What you should do –
Exactly reproduce each record listed below.

Data rows –
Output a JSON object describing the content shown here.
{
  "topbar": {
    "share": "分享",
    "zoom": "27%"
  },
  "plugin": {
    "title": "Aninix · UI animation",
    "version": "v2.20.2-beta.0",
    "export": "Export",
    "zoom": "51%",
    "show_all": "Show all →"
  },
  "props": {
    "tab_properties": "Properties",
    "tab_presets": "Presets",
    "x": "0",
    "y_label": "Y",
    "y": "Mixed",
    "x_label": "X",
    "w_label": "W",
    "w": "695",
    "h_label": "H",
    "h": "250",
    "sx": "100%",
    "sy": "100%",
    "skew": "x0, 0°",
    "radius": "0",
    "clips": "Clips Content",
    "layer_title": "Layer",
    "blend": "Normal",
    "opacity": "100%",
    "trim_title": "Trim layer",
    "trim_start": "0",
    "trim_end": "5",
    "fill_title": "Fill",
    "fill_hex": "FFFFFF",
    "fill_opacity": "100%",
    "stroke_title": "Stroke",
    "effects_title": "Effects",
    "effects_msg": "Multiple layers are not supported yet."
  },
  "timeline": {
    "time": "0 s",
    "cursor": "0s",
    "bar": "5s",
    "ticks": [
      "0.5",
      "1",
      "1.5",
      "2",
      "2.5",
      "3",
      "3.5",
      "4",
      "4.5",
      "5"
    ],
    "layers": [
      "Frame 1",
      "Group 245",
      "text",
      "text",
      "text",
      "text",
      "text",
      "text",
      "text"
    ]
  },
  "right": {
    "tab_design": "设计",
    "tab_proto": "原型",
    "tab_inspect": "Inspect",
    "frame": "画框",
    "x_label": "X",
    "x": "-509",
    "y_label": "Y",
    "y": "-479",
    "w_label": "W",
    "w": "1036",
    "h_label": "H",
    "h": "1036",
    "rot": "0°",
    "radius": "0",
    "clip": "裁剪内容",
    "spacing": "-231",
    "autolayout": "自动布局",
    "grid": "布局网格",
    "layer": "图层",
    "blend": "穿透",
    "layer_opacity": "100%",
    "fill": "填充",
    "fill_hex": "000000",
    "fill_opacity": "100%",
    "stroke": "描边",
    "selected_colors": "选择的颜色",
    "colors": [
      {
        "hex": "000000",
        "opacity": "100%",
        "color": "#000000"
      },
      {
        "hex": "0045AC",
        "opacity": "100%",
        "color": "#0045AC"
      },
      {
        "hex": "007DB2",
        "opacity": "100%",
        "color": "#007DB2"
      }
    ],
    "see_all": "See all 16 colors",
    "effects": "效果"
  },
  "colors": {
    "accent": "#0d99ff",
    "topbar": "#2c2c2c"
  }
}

Solution –
Output a JSON object describing the content shown here.
{
  "topbar": {
    "share": "分享",
    "zoom": "27%"
  },
  "plugin": {
    "title": "Aninix · UI animation",
    "version": "v2.20.2-beta.0",
    "export": "Export",
    "zoom": "51%",
    "show_all": "Show all →"
  },
  "props": {
    "tab_properties": "Properties",
    "tab_presets": "Presets",
    "x": "0",
    "y_label": "Y",
    "y": "Mixed",
    "x_label": "X",
    "w_label": "W",
    "w": "695",
    "h_label": "H",
    "h": "250",
    "sx": "100%",
    "sy": "100%",
    "skew": "x0, 0°",
    "radius": "0",
    "clips": "Clips Content",
    "layer_title": "Layer",
    "blend": "Normal",
    "opacity": "100%",
    "trim_title": "Trim layer",
    "trim_start": "0",
    "trim_end": "5",
    "fill_title": "Fill",
    "fill_hex": "FFFFFF",
    "fill_opacity": "100%",
    "stroke_title": "Stroke",
    "effects_title": "Effects",
    "effects_msg": "Multiple layers are not supported yet."
  },
  "timeline": {
    "time": "0 s",
    "cursor": "0s",
    "bar": "5s",
    "ticks": [
      "0.5",
      "1",
      "1.5",
      "2",
      "2.5",
      "3",
      "3.5",
      "4",
      "4.5",
      "5"
    ],
    "layers": [
      "Frame 1",
      "Group 245",
      "text",
      "text",
      "text",
      "text",
      "text",
      "text",
      "text"
    ]
  },
  "right": {
    "tab_design": "设计",
    "tab_proto": "原型",
    "tab_inspect": "Inspect",
    "frame": "画框",
    "x_label": "X",
    "x": "-509",
    "y_label": "Y",
    "y": "-479",
    "w_label": "W",
    "w": "1036",
    "h_label": "H",
    "h": "1036",
    "rot": "0°",
    "radius": "0",
    "clip": "裁剪内容",
    "spacing": "-231",
    "autolayout": "自动布局",
    "grid": "布局网格",
    "layer": "图层",
    "blend": "穿透",
    "layer_opacity": "100%",
    "fill": "填充",
    "fill_hex": "000000",
    "fill_opacity": "100%",
    "stroke": "描边",
    "selected_colors": "选择的颜色",
    "colors": [
      {
        "hex": "000000",
        "opacity": "100%",
        "color": "#000000"
      },
      {
        "hex": "0045AC",
        "opacity": "100%",
        "color": "#0045AC"
      },
      {
        "hex": "007DB2",
        "opacity": "100%",
        "color": "#007DB2"
      }
    ],
    "see_all": "See all 16 colors",
    "effects": "效果"
  },
  "colors": {
    "accent": "#0d99ff",
    "topbar": "#2c2c2c"
  }
}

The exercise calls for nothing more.